# [Instructions to follow]
Scan the following material for the string "color" and copy each line in which it appears.
○ ○ ○ ○ ○ ○ ○
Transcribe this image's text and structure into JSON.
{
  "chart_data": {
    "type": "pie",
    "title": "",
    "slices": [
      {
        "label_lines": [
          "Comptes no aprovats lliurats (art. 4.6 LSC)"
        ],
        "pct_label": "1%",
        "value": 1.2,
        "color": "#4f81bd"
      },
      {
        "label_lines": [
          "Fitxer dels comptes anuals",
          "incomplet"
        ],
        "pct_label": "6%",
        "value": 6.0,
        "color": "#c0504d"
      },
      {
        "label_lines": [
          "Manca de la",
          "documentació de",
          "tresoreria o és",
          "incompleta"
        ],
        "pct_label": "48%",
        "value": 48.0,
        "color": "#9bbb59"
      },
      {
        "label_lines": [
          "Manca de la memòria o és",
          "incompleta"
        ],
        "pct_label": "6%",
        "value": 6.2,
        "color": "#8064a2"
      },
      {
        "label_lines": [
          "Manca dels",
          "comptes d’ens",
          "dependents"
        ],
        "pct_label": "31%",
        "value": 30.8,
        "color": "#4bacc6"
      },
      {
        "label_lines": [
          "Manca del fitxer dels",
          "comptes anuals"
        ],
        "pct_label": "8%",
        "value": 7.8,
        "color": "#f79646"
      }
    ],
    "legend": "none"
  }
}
○ ○ ○ ○ ○ ○ ○
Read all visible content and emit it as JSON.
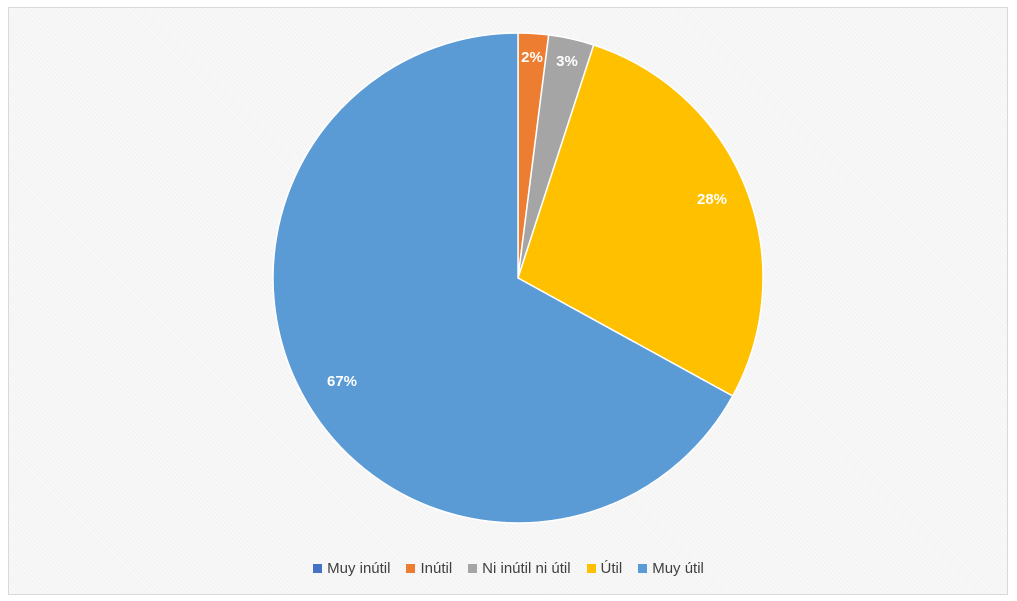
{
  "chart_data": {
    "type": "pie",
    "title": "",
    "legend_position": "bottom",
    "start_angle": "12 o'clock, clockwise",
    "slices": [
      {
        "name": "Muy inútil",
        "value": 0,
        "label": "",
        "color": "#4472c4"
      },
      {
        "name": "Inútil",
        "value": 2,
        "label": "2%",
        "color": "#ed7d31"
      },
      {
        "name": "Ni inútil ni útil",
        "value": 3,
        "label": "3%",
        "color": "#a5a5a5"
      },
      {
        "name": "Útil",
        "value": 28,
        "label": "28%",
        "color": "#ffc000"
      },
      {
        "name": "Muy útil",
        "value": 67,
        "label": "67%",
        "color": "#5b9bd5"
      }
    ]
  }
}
○ ○ ○ ○ ○ ○ ○
# [Solved exercise]
        "color": "#4f81bd"
        "color": "#c0504d"
        "color": "#9bbb59"
        "color": "#8064a2"
        "color": "#4bacc6"
        "color": "#f79646"
        "color": "#4472c4"
        "color": "#ed7d31"
        "color": "#a5a5a5"
        "color": "#ffc000"
        "color": "#5b9bd5"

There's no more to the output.